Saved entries
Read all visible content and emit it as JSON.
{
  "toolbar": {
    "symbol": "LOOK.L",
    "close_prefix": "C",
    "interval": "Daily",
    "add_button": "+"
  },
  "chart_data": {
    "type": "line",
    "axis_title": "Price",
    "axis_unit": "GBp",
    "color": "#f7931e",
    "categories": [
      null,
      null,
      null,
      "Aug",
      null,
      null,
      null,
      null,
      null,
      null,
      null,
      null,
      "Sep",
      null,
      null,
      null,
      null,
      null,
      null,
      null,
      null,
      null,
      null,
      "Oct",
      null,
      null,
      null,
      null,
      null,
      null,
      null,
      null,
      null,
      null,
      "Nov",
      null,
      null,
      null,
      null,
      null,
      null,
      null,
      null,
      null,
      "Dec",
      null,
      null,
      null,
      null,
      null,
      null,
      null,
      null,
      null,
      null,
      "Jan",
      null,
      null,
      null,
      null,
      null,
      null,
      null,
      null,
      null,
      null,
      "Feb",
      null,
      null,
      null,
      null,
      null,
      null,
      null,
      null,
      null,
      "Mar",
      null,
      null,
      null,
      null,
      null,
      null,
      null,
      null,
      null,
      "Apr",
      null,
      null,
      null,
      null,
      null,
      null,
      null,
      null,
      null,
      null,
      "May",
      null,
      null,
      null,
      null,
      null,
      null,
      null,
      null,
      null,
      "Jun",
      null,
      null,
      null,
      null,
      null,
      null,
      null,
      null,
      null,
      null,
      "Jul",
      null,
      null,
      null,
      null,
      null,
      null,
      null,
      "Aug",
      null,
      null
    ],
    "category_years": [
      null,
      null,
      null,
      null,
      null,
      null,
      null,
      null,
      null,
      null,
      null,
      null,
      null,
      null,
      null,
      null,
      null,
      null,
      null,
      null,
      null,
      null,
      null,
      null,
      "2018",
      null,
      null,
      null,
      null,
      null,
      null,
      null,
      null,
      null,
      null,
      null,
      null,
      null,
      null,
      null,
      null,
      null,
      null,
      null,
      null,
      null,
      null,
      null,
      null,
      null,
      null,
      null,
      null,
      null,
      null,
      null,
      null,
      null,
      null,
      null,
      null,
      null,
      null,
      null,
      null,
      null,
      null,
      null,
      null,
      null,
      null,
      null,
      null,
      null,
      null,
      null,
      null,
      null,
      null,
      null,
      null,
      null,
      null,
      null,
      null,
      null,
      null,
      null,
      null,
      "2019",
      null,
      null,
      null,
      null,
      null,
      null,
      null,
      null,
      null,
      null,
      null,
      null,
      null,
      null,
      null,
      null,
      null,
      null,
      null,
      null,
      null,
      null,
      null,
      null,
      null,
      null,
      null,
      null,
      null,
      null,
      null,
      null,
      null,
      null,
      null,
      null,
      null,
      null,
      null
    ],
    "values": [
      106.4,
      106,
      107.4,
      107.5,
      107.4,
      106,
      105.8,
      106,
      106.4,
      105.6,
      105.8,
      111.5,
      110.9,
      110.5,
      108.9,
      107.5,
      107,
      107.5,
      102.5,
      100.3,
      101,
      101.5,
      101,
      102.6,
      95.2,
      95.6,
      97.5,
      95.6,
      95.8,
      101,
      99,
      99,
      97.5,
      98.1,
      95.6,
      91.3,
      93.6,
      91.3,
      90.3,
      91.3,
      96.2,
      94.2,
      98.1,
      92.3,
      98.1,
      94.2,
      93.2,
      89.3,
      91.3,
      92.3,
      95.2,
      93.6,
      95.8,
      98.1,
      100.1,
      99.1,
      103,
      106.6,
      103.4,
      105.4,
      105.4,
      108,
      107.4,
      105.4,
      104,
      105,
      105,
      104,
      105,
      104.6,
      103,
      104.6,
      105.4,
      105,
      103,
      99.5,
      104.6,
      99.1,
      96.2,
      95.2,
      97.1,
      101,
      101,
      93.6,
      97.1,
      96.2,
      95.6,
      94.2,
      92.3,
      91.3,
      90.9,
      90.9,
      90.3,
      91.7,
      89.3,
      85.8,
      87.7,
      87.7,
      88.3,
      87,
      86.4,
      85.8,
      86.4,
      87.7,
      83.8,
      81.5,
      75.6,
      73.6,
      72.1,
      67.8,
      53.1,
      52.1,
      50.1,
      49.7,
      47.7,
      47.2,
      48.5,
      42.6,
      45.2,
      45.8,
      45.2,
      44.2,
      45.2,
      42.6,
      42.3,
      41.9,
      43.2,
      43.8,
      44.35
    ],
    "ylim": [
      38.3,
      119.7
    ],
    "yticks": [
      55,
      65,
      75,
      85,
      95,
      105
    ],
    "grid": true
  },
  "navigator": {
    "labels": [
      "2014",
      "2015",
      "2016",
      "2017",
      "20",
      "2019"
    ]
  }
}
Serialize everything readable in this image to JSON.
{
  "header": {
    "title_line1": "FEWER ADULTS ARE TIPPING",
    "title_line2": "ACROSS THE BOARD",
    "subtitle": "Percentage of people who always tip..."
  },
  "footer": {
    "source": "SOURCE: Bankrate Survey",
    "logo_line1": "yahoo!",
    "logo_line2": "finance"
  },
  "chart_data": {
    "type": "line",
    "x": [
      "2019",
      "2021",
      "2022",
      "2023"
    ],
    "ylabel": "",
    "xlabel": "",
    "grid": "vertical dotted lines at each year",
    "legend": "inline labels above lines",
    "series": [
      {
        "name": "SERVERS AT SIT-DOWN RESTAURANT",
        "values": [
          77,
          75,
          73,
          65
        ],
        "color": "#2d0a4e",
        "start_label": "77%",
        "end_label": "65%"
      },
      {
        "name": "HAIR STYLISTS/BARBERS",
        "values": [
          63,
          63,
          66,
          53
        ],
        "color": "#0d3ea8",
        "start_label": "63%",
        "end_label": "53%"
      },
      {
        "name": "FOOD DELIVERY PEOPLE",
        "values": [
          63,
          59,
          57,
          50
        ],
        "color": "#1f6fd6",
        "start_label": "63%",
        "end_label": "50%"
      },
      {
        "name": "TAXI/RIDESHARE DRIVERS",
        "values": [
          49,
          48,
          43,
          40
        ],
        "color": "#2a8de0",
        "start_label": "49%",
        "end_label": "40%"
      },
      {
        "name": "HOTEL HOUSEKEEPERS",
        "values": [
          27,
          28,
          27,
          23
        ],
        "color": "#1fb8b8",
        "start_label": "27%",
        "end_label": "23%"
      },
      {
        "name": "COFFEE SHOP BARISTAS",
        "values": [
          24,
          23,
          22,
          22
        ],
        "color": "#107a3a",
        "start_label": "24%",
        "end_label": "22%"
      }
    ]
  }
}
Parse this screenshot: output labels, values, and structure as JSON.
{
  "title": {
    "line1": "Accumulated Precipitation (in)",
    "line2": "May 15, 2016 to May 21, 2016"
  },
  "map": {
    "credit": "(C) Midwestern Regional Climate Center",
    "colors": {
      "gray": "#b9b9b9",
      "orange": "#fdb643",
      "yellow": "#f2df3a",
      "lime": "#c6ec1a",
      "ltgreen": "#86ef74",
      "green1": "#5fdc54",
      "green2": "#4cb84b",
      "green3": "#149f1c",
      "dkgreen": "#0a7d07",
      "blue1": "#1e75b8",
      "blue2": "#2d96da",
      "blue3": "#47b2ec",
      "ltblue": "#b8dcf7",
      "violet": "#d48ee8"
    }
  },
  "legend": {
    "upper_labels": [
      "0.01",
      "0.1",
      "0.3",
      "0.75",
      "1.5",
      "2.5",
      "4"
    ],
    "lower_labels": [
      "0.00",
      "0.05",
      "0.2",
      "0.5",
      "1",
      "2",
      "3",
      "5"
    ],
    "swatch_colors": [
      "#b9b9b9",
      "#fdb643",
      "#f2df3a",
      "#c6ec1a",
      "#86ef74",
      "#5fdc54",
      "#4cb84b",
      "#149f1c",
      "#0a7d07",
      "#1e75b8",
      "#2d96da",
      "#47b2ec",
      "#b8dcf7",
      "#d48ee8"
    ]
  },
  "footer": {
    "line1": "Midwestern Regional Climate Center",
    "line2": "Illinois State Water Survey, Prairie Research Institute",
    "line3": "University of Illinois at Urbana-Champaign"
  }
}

Given task
Using the records given above, list every line that includes the word "Midwestern".

Solution
    "credit": "(C) Midwestern Regional Climate Center",
    "line1": "Midwestern Regional Climate Center",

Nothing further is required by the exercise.